--- RECORDS PROVIDED ---

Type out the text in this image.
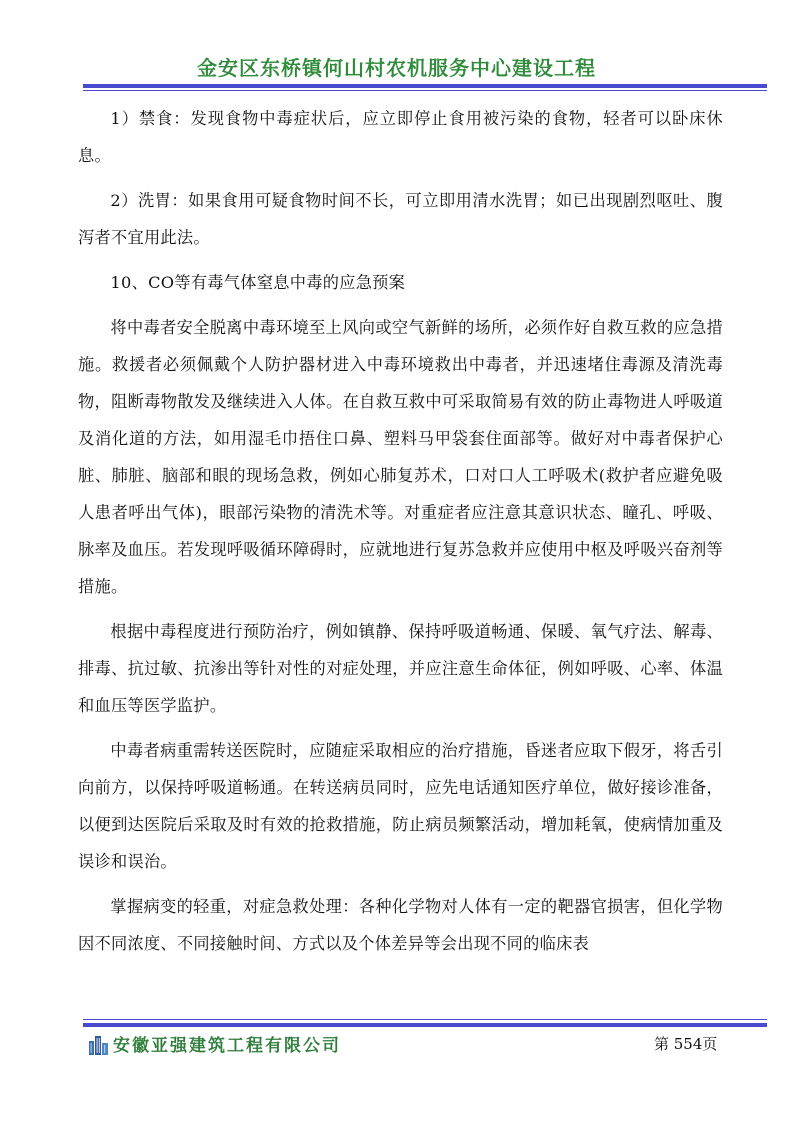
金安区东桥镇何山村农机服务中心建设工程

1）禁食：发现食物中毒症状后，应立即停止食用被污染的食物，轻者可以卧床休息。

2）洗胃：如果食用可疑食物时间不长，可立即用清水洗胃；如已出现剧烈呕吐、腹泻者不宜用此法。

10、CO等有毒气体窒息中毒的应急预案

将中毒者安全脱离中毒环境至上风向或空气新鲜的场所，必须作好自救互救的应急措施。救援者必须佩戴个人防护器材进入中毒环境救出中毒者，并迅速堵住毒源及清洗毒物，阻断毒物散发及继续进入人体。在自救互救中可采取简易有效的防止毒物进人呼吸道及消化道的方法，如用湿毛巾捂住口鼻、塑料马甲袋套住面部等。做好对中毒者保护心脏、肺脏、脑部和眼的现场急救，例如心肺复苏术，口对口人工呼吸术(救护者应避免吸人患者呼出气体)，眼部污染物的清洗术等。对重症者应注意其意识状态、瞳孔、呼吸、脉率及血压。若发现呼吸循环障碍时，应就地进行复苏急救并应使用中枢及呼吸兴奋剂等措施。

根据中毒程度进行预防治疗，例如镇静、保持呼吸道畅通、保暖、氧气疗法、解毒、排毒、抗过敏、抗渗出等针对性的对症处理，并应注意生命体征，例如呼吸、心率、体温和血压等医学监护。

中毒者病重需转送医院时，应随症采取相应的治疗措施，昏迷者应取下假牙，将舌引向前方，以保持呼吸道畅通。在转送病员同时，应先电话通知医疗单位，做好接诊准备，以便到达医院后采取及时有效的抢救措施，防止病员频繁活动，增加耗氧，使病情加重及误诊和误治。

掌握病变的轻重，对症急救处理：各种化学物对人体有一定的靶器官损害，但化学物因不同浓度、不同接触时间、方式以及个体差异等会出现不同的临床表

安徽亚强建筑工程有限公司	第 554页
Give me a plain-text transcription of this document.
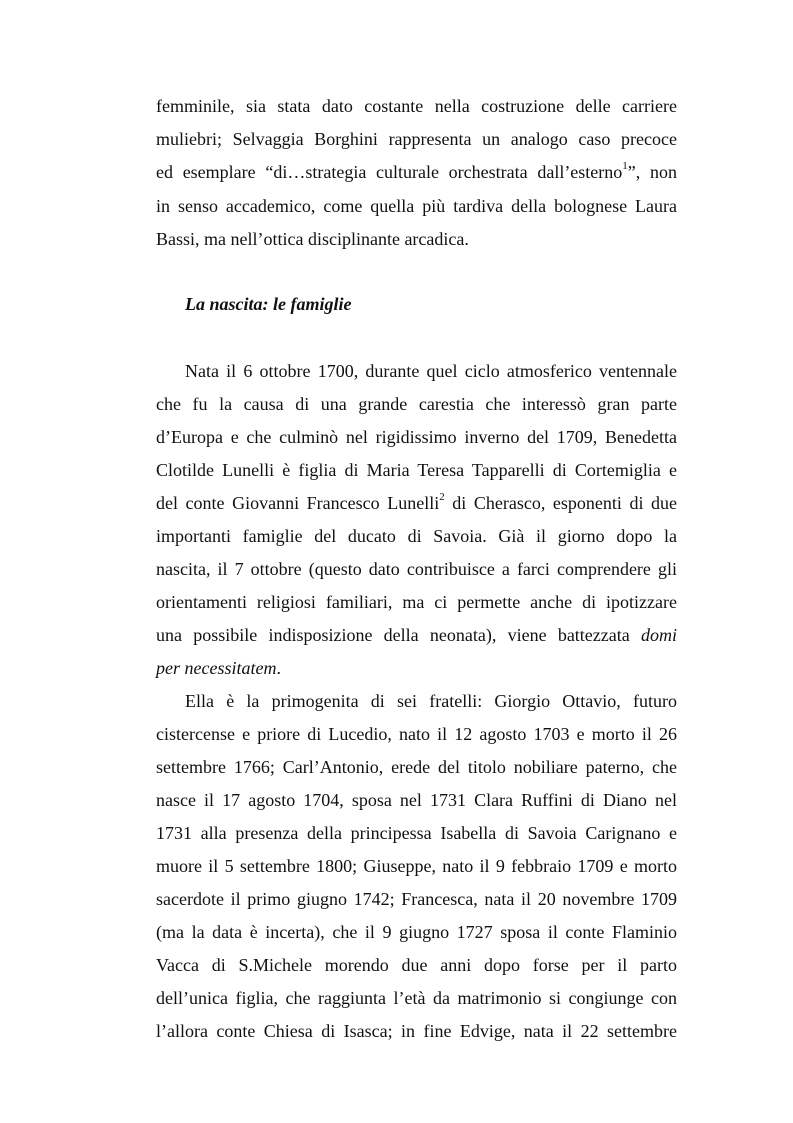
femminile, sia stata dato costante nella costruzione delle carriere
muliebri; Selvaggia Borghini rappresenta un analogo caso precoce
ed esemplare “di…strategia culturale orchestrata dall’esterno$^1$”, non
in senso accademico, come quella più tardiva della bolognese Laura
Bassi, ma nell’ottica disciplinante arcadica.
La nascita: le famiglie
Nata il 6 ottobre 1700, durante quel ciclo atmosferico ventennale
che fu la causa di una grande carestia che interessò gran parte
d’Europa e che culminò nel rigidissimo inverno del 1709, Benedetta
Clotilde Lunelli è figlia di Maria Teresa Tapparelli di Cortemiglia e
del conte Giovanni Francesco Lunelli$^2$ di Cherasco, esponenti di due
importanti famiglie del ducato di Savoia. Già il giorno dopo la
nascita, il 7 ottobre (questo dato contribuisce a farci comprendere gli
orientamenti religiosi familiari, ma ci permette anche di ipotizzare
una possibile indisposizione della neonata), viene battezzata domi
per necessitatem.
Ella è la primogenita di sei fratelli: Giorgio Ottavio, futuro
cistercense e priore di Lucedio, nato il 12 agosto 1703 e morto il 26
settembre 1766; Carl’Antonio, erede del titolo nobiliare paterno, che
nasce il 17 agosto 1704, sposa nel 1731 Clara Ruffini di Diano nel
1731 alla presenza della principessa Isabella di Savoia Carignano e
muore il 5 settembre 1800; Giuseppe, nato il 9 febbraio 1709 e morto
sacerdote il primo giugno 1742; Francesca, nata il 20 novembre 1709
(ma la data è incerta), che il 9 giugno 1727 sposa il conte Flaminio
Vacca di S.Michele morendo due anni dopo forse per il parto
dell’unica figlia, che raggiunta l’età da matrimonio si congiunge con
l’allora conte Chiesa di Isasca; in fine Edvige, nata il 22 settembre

---

== TASK DIRECTIONS ==
Tell how many lines of the material above hold "this", answering with a bare number.

== TASK ANSWER ==
2